Your task => Exactly repeat the full listing that follows.
____ Provided material
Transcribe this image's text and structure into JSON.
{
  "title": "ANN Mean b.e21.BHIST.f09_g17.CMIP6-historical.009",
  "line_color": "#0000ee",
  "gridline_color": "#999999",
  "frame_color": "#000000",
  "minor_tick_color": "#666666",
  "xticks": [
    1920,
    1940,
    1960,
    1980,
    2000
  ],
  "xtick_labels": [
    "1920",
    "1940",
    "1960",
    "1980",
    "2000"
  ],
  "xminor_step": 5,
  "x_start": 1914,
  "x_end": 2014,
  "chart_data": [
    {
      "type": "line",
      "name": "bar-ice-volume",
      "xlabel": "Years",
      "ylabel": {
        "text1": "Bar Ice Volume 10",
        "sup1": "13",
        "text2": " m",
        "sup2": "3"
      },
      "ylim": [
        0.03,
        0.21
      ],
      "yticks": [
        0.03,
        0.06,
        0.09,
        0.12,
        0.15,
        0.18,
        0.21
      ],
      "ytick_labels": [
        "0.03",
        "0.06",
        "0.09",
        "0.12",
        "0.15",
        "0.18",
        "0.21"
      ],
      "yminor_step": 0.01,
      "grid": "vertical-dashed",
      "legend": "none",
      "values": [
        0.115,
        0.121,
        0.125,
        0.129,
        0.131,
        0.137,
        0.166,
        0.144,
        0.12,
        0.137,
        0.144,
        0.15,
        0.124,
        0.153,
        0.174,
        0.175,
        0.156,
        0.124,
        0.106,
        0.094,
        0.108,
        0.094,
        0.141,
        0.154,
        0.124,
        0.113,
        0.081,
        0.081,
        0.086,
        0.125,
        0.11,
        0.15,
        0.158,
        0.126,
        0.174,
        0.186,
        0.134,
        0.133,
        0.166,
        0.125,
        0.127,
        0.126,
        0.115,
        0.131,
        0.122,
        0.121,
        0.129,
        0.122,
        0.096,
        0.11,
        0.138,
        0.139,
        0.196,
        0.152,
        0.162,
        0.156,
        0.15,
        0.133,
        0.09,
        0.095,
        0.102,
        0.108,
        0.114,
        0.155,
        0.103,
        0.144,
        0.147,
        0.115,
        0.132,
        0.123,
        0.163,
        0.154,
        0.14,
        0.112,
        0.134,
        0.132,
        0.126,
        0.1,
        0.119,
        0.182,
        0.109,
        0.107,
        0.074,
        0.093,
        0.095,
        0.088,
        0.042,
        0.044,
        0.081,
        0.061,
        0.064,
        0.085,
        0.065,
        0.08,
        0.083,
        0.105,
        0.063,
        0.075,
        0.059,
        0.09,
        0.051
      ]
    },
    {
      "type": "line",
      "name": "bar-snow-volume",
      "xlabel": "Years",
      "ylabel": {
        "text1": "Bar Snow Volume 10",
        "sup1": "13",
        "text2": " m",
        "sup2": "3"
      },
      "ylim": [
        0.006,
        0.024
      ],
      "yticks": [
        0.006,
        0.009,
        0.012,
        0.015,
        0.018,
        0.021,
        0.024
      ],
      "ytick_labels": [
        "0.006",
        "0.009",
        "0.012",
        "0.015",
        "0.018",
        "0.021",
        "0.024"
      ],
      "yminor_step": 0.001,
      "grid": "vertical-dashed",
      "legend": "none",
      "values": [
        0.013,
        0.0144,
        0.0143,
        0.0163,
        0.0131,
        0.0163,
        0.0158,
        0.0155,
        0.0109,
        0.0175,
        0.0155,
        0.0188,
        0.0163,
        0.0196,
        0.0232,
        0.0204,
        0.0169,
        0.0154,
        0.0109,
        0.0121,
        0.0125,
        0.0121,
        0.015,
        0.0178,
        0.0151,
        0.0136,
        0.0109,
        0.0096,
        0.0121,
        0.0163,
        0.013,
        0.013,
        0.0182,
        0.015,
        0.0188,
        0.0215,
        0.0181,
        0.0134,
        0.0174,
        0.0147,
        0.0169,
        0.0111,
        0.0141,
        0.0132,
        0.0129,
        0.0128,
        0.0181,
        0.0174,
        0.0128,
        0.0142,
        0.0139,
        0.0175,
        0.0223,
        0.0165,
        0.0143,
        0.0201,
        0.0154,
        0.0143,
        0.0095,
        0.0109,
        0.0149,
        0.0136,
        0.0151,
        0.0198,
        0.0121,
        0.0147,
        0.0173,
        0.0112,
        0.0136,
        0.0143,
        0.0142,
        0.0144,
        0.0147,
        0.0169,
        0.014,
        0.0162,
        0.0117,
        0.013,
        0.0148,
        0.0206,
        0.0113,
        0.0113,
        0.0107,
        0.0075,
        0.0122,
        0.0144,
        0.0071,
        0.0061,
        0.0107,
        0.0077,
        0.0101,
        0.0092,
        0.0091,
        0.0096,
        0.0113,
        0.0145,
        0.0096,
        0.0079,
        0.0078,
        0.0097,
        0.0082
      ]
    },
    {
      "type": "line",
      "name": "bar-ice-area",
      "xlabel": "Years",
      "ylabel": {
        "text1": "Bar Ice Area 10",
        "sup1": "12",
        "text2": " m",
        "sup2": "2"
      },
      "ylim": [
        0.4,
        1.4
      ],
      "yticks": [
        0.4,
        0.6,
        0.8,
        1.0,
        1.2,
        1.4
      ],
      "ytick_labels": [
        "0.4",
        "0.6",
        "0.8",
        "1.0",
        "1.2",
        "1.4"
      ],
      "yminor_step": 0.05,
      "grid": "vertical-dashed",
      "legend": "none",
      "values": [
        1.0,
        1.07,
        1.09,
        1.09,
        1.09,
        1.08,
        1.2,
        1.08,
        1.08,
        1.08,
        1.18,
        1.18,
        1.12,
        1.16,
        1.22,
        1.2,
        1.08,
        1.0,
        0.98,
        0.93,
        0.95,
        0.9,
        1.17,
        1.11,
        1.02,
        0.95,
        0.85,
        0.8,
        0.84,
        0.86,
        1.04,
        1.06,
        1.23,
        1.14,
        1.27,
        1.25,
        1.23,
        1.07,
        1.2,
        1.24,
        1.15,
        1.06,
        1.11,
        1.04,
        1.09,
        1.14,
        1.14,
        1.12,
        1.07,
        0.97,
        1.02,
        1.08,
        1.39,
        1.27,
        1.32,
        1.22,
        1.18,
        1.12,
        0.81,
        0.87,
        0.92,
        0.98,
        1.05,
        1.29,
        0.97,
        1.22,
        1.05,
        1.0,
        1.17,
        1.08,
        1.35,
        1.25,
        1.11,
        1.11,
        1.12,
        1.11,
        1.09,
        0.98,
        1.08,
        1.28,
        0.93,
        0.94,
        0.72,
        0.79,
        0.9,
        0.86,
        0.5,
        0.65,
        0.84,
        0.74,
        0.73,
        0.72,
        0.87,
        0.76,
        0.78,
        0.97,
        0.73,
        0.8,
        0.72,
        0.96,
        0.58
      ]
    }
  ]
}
________
Solution to this problem =>
Transcribe this image's text and structure into JSON.
{
  "title": "ANN Mean b.e21.BHIST.f09_g17.CMIP6-historical.009",
  "line_color": "#0000ee",
  "gridline_color": "#999999",
  "frame_color": "#000000",
  "minor_tick_color": "#666666",
  "xticks": [
    1920,
    1940,
    1960,
    1980,
    2000
  ],
  "xtick_labels": [
    "1920",
    "1940",
    "1960",
    "1980",
    "2000"
  ],
  "xminor_step": 5,
  "x_start": 1914,
  "x_end": 2014,
  "chart_data": [
    {
      "type": "line",
      "name": "bar-ice-volume",
      "xlabel": "Years",
      "ylabel": {
        "text1": "Bar Ice Volume 10",
        "sup1": "13",
        "text2": " m",
        "sup2": "3"
      },
      "ylim": [
        0.03,
        0.21
      ],
      "yticks": [
        0.03,
        0.06,
        0.09,
        0.12,
        0.15,
        0.18,
        0.21
      ],
      "ytick_labels": [
        "0.03",
        "0.06",
        "0.09",
        "0.12",
        "0.15",
        "0.18",
        "0.21"
      ],
      "yminor_step": 0.01,
      "grid": "vertical-dashed",
      "legend": "none",
      "values": [
        0.115,
        0.121,
        0.125,
        0.129,
        0.131,
        0.137,
        0.166,
        0.144,
        0.12,
        0.137,
        0.144,
        0.15,
        0.124,
        0.153,
        0.174,
        0.175,
        0.156,
        0.124,
        0.106,
        0.094,
        0.108,
        0.094,
        0.141,
        0.154,
        0.124,
        0.113,
        0.081,
        0.081,
        0.086,
        0.125,
        0.11,
        0.15,
        0.158,
        0.126,
        0.174,
        0.186,
        0.134,
        0.133,
        0.166,
        0.125,
        0.127,
        0.126,
        0.115,
        0.131,
        0.122,
        0.121,
        0.129,
        0.122,
        0.096,
        0.11,
        0.138,
        0.139,
        0.196,
        0.152,
        0.162,
        0.156,
        0.15,
        0.133,
        0.09,
        0.095,
        0.102,
        0.108,
        0.114,
        0.155,
        0.103,
        0.144,
        0.147,
        0.115,
        0.132,
        0.123,
        0.163,
        0.154,
        0.14,
        0.112,
        0.134,
        0.132,
        0.126,
        0.1,
        0.119,
        0.182,
        0.109,
        0.107,
        0.074,
        0.093,
        0.095,
        0.088,
        0.042,
        0.044,
        0.081,
        0.061,
        0.064,
        0.085,
        0.065,
        0.08,
        0.083,
        0.105,
        0.063,
        0.075,
        0.059,
        0.09,
        0.051
      ]
    },
    {
      "type": "line",
      "name": "bar-snow-volume",
      "xlabel": "Years",
      "ylabel": {
        "text1": "Bar Snow Volume 10",
        "sup1": "13",
        "text2": " m",
        "sup2": "3"
      },
      "ylim": [
        0.006,
        0.024
      ],
      "yticks": [
        0.006,
        0.009,
        0.012,
        0.015,
        0.018,
        0.021,
        0.024
      ],
      "ytick_labels": [
        "0.006",
        "0.009",
        "0.012",
        "0.015",
        "0.018",
        "0.021",
        "0.024"
      ],
      "yminor_step": 0.001,
      "grid": "vertical-dashed",
      "legend": "none",
      "values": [
        0.013,
        0.0144,
        0.0143,
        0.0163,
        0.0131,
        0.0163,
        0.0158,
        0.0155,
        0.0109,
        0.0175,
        0.0155,
        0.0188,
        0.0163,
        0.0196,
        0.0232,
        0.0204,
        0.0169,
        0.0154,
        0.0109,
        0.0121,
        0.0125,
        0.0121,
        0.015,
        0.0178,
        0.0151,
        0.0136,
        0.0109,
        0.0096,
        0.0121,
        0.0163,
        0.013,
        0.013,
        0.0182,
        0.015,
        0.0188,
        0.0215,
        0.0181,
        0.0134,
        0.0174,
        0.0147,
        0.0169,
        0.0111,
        0.0141,
        0.0132,
        0.0129,
        0.0128,
        0.0181,
        0.0174,
        0.0128,
        0.0142,
        0.0139,
        0.0175,
        0.0223,
        0.0165,
        0.0143,
        0.0201,
        0.0154,
        0.0143,
        0.0095,
        0.0109,
        0.0149,
        0.0136,
        0.0151,
        0.0198,
        0.0121,
        0.0147,
        0.0173,
        0.0112,
        0.0136,
        0.0143,
        0.0142,
        0.0144,
        0.0147,
        0.0169,
        0.014,
        0.0162,
        0.0117,
        0.013,
        0.0148,
        0.0206,
        0.0113,
        0.0113,
        0.0107,
        0.0075,
        0.0122,
        0.0144,
        0.0071,
        0.0061,
        0.0107,
        0.0077,
        0.0101,
        0.0092,
        0.0091,
        0.0096,
        0.0113,
        0.0145,
        0.0096,
        0.0079,
        0.0078,
        0.0097,
        0.0082
      ]
    },
    {
      "type": "line",
      "name": "bar-ice-area",
      "xlabel": "Years",
      "ylabel": {
        "text1": "Bar Ice Area 10",
        "sup1": "12",
        "text2": " m",
        "sup2": "2"
      },
      "ylim": [
        0.4,
        1.4
      ],
      "yticks": [
        0.4,
        0.6,
        0.8,
        1.0,
        1.2,
        1.4
      ],
      "ytick_labels": [
        "0.4",
        "0.6",
        "0.8",
        "1.0",
        "1.2",
        "1.4"
      ],
      "yminor_step": 0.05,
      "grid": "vertical-dashed",
      "legend": "none",
      "values": [
        1.0,
        1.07,
        1.09,
        1.09,
        1.09,
        1.08,
        1.2,
        1.08,
        1.08,
        1.08,
        1.18,
        1.18,
        1.12,
        1.16,
        1.22,
        1.2,
        1.08,
        1.0,
        0.98,
        0.93,
        0.95,
        0.9,
        1.17,
        1.11,
        1.02,
        0.95,
        0.85,
        0.8,
        0.84,
        0.86,
        1.04,
        1.06,
        1.23,
        1.14,
        1.27,
        1.25,
        1.23,
        1.07,
        1.2,
        1.24,
        1.15,
        1.06,
        1.11,
        1.04,
        1.09,
        1.14,
        1.14,
        1.12,
        1.07,
        0.97,
        1.02,
        1.08,
        1.39,
        1.27,
        1.32,
        1.22,
        1.18,
        1.12,
        0.81,
        0.87,
        0.92,
        0.98,
        1.05,
        1.29,
        0.97,
        1.22,
        1.05,
        1.0,
        1.17,
        1.08,
        1.35,
        1.25,
        1.11,
        1.11,
        1.12,
        1.11,
        1.09,
        0.98,
        1.08,
        1.28,
        0.93,
        0.94,
        0.72,
        0.79,
        0.9,
        0.86,
        0.5,
        0.65,
        0.84,
        0.74,
        0.73,
        0.72,
        0.87,
        0.76,
        0.78,
        0.97,
        0.73,
        0.8,
        0.72,
        0.96,
        0.58
      ]
    }
  ]
}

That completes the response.